## DIRECTIONS:
Locate the word "nurture" in the material, then show every line that holds it.

++++++

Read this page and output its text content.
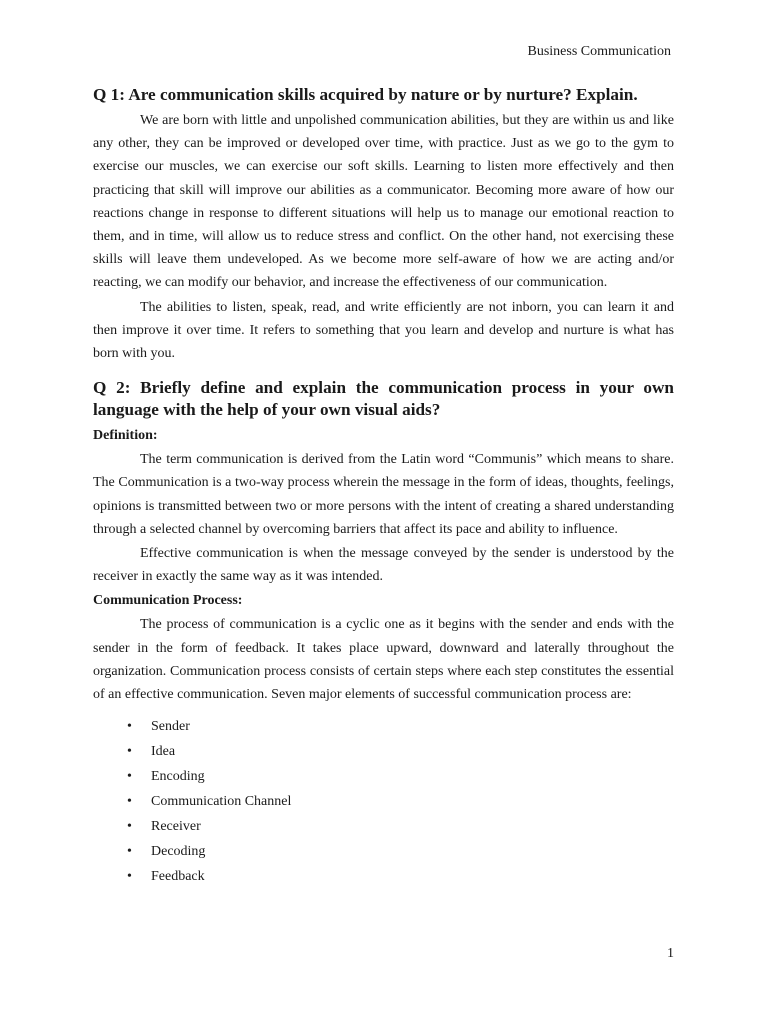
Business Communication
Q 1: Are communication skills acquired by nature or by nurture? Explain.

We are born with little and unpolished communication abilities, but they are within us and like any other, they can be improved or developed over time, with practice. Just as we go to the gym to exercise our muscles, we can exercise our soft skills. Learning to listen more effectively and then practicing that skill will improve our abilities as a communicator. Becoming more aware of how our reactions change in response to different situations will help us to manage our emotional reaction to them, and in time, will allow us to reduce stress and conflict. On the other hand, not exercising these skills will leave them undeveloped. As we become more self-aware of how we are acting and/or reacting, we can modify our behavior, and increase the effectiveness of our communication.

The abilities to listen, speak, read, and write efficiently are not inborn, you can learn it and then improve it over time. It refers to something that you learn and develop and nurture is what has born with you.

Q 2: Briefly define and explain the communication process in your own language with the help of your own visual aids?
Definition:

The term communication is derived from the Latin word “Communis” which means to share. The Communication is a two-way process wherein the message in the form of ideas, thoughts, feelings, opinions is transmitted between two or more persons with the intent of creating a shared understanding through a selected channel by overcoming barriers that affect its pace and ability to influence.

Effective communication is when the message conveyed by the sender is understood by the receiver in exactly the same way as it was intended.

Communication Process:

The process of communication is a cyclic one as it begins with the sender and ends with the sender in the form of feedback. It takes place upward, downward and laterally throughout the organization. Communication process consists of certain steps where each step constitutes the essential of an effective communication. Seven major elements of successful communication process are:

• Sender
• Idea
• Encoding
• Communication Channel
• Receiver
• Decoding
• Feedback
1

++++++

## ANSWER TO THE TASK:
Q 1: Are communication skills acquired by nature or by nurture? Explain.
The abilities to listen, speak, read, and write efficiently are not inborn, you can learn it and then improve it over time. It refers to something that you learn and develop and nurture is what has born with you.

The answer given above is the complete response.